**Short task**
Would you extract the whole listing below and retype it exactly?
--- START Excerpted data ---
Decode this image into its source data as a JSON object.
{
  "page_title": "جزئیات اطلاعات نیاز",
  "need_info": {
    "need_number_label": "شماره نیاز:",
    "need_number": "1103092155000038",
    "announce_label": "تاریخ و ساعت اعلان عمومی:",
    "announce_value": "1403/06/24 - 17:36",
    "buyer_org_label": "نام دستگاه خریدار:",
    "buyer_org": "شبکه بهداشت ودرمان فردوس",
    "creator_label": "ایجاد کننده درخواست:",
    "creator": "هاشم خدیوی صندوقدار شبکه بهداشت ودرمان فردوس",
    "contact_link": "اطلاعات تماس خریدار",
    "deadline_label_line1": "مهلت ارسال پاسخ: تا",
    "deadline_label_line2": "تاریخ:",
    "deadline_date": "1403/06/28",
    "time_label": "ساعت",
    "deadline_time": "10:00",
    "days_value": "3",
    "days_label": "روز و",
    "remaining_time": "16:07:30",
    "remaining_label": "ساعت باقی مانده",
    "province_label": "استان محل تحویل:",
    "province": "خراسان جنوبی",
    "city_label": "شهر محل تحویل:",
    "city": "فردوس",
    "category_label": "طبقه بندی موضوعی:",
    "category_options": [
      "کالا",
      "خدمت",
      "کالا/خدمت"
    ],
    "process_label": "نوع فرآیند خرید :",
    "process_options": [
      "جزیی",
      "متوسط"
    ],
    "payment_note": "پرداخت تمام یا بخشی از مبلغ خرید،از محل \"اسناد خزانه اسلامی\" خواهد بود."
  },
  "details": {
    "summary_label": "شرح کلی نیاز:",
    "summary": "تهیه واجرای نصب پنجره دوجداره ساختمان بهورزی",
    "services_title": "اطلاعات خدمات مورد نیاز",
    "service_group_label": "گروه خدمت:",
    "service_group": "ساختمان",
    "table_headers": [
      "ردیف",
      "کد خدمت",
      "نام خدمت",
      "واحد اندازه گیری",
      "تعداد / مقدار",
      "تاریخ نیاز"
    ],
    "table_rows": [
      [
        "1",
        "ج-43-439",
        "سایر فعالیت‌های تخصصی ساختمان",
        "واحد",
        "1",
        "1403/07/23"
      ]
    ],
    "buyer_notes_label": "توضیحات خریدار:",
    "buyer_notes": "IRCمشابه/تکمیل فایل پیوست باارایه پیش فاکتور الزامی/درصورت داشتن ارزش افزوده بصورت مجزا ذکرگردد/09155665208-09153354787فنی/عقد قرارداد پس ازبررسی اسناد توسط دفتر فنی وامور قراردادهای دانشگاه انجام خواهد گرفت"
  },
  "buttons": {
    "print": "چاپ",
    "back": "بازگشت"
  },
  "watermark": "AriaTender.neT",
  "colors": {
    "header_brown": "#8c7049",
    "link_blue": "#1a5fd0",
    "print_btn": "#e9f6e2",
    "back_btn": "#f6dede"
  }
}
--- END Excerpted data ---
**Response for this exercise**
Decode this image into its source data as a JSON object.
{
  "page_title": "جزئیات اطلاعات نیاز",
  "need_info": {
    "need_number_label": "شماره نیاز:",
    "need_number": "1103092155000038",
    "announce_label": "تاریخ و ساعت اعلان عمومی:",
    "announce_value": "1403/06/24 - 17:36",
    "buyer_org_label": "نام دستگاه خریدار:",
    "buyer_org": "شبکه بهداشت ودرمان فردوس",
    "creator_label": "ایجاد کننده درخواست:",
    "creator": "هاشم خدیوی صندوقدار شبکه بهداشت ودرمان فردوس",
    "contact_link": "اطلاعات تماس خریدار",
    "deadline_label_line1": "مهلت ارسال پاسخ: تا",
    "deadline_label_line2": "تاریخ:",
    "deadline_date": "1403/06/28",
    "time_label": "ساعت",
    "deadline_time": "10:00",
    "days_value": "3",
    "days_label": "روز و",
    "remaining_time": "16:07:30",
    "remaining_label": "ساعت باقی مانده",
    "province_label": "استان محل تحویل:",
    "province": "خراسان جنوبی",
    "city_label": "شهر محل تحویل:",
    "city": "فردوس",
    "category_label": "طبقه بندی موضوعی:",
    "category_options": [
      "کالا",
      "خدمت",
      "کالا/خدمت"
    ],
    "process_label": "نوع فرآیند خرید :",
    "process_options": [
      "جزیی",
      "متوسط"
    ],
    "payment_note": "پرداخت تمام یا بخشی از مبلغ خرید،از محل \"اسناد خزانه اسلامی\" خواهد بود."
  },
  "details": {
    "summary_label": "شرح کلی نیاز:",
    "summary": "تهیه واجرای نصب پنجره دوجداره ساختمان بهورزی",
    "services_title": "اطلاعات خدمات مورد نیاز",
    "service_group_label": "گروه خدمت:",
    "service_group": "ساختمان",
    "table_headers": [
      "ردیف",
      "کد خدمت",
      "نام خدمت",
      "واحد اندازه گیری",
      "تعداد / مقدار",
      "تاریخ نیاز"
    ],
    "table_rows": [
      [
        "1",
        "ج-43-439",
        "سایر فعالیت‌های تخصصی ساختمان",
        "واحد",
        "1",
        "1403/07/23"
      ]
    ],
    "buyer_notes_label": "توضیحات خریدار:",
    "buyer_notes": "IRCمشابه/تکمیل فایل پیوست باارایه پیش فاکتور الزامی/درصورت داشتن ارزش افزوده بصورت مجزا ذکرگردد/09155665208-09153354787فنی/عقد قرارداد پس ازبررسی اسناد توسط دفتر فنی وامور قراردادهای دانشگاه انجام خواهد گرفت"
  },
  "buttons": {
    "print": "چاپ",
    "back": "بازگشت"
  },
  "watermark": "AriaTender.neT",
  "colors": {
    "header_brown": "#8c7049",
    "link_blue": "#1a5fd0",
    "print_btn": "#e9f6e2",
    "back_btn": "#f6dede"
  }
}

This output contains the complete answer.